↓↓↓
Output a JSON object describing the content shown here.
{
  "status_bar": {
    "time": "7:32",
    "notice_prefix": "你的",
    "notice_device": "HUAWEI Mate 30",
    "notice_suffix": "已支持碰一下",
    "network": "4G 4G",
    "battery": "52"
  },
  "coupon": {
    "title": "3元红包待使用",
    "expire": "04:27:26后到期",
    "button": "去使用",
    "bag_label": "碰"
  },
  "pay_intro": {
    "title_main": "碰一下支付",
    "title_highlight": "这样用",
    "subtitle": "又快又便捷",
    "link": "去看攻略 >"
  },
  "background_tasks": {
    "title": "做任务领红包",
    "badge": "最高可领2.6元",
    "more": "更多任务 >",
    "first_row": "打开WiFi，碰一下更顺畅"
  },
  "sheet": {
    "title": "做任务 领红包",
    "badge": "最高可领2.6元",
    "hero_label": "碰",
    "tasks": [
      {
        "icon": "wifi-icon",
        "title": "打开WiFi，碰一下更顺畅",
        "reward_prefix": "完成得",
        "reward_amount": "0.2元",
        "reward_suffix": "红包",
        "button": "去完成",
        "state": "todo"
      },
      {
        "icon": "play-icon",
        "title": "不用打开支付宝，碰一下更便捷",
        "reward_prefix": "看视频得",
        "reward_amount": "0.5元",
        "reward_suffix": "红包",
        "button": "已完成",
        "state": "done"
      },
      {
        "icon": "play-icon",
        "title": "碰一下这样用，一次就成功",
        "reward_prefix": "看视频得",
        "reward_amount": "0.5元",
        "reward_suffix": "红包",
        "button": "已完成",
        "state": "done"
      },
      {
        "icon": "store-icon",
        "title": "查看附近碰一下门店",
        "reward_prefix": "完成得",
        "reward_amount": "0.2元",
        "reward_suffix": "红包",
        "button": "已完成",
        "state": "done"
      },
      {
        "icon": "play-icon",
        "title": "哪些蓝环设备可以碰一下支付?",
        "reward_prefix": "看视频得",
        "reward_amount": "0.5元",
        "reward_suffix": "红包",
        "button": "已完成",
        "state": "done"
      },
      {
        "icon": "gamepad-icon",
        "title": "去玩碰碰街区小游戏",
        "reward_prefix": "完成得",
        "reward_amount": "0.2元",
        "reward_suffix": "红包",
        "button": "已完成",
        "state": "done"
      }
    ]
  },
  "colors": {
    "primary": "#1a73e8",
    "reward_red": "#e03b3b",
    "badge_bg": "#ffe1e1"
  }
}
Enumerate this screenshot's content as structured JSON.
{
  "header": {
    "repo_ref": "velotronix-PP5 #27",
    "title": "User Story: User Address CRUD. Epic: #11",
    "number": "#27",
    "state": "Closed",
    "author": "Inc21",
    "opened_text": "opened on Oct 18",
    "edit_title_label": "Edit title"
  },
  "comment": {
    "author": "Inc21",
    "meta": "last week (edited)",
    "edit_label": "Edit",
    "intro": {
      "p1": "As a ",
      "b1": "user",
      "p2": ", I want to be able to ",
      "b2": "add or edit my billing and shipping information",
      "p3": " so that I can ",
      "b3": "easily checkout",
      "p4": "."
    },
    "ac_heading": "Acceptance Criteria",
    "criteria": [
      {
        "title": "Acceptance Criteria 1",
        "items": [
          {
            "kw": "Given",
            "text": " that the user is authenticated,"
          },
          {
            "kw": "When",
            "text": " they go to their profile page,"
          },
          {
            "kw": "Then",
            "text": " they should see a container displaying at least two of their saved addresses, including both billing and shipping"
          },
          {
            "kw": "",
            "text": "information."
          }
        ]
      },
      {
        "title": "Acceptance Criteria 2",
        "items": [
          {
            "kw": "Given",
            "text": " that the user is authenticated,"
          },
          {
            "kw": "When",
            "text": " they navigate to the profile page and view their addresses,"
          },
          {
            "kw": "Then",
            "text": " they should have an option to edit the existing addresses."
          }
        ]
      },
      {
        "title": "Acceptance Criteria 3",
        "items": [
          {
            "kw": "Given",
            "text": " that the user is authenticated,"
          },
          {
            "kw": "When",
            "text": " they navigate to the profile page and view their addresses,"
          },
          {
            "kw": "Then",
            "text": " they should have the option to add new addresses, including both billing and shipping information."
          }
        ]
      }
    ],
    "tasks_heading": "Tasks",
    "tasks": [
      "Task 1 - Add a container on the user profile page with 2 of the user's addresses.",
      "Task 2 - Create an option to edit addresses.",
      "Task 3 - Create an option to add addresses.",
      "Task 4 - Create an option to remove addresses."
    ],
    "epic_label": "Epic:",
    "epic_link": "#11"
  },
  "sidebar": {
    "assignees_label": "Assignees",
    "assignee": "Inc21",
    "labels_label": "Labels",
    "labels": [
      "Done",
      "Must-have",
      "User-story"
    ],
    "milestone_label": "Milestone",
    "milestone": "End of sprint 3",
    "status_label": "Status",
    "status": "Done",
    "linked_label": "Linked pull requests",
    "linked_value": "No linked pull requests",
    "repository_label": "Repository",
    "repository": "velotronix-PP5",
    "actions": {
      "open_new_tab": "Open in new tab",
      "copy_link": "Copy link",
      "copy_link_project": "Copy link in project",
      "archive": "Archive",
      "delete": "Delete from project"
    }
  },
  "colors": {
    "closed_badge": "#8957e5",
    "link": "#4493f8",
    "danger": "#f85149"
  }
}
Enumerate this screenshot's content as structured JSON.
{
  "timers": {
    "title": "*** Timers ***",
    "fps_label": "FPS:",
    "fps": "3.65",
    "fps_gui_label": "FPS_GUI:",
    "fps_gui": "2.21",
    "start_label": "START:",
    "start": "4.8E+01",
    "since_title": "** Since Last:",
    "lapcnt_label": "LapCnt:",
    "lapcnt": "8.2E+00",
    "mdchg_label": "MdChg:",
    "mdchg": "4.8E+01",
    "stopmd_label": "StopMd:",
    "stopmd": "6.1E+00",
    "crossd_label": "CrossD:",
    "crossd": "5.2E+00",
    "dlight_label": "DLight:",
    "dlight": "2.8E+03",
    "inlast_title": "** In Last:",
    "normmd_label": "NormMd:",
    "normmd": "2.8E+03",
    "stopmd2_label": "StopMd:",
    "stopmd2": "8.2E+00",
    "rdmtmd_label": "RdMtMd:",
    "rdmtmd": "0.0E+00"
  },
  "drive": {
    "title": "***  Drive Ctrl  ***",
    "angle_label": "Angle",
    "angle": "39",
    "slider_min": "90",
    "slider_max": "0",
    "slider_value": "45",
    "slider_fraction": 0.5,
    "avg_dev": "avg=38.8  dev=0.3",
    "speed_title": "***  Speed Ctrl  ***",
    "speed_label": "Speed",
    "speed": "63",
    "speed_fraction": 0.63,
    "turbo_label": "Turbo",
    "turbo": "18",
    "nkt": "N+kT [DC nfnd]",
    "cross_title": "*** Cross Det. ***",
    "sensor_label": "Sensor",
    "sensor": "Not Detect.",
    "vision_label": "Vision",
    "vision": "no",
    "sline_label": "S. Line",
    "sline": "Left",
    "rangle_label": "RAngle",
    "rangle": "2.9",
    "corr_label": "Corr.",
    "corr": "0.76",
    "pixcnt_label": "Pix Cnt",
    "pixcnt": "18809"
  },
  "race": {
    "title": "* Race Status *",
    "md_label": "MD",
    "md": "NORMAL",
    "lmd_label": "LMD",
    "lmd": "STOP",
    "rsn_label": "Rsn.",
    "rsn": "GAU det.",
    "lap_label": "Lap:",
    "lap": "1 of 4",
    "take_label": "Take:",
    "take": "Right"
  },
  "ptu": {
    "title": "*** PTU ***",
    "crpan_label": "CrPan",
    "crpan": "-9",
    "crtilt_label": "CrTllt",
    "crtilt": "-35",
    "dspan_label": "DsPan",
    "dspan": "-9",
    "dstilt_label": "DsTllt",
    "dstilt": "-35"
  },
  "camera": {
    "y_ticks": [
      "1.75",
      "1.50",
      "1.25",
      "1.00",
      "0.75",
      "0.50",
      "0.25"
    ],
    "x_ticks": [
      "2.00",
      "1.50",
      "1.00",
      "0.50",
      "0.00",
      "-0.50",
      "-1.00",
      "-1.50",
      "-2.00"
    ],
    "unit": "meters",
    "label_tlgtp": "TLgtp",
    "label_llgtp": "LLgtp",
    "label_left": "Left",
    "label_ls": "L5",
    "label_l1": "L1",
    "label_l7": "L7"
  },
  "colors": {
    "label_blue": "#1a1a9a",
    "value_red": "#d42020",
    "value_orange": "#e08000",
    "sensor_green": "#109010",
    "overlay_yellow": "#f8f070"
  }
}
↑↑↑
Looking at the listing above, how many of its lines contain the string "Copy"? Give the number alone.

2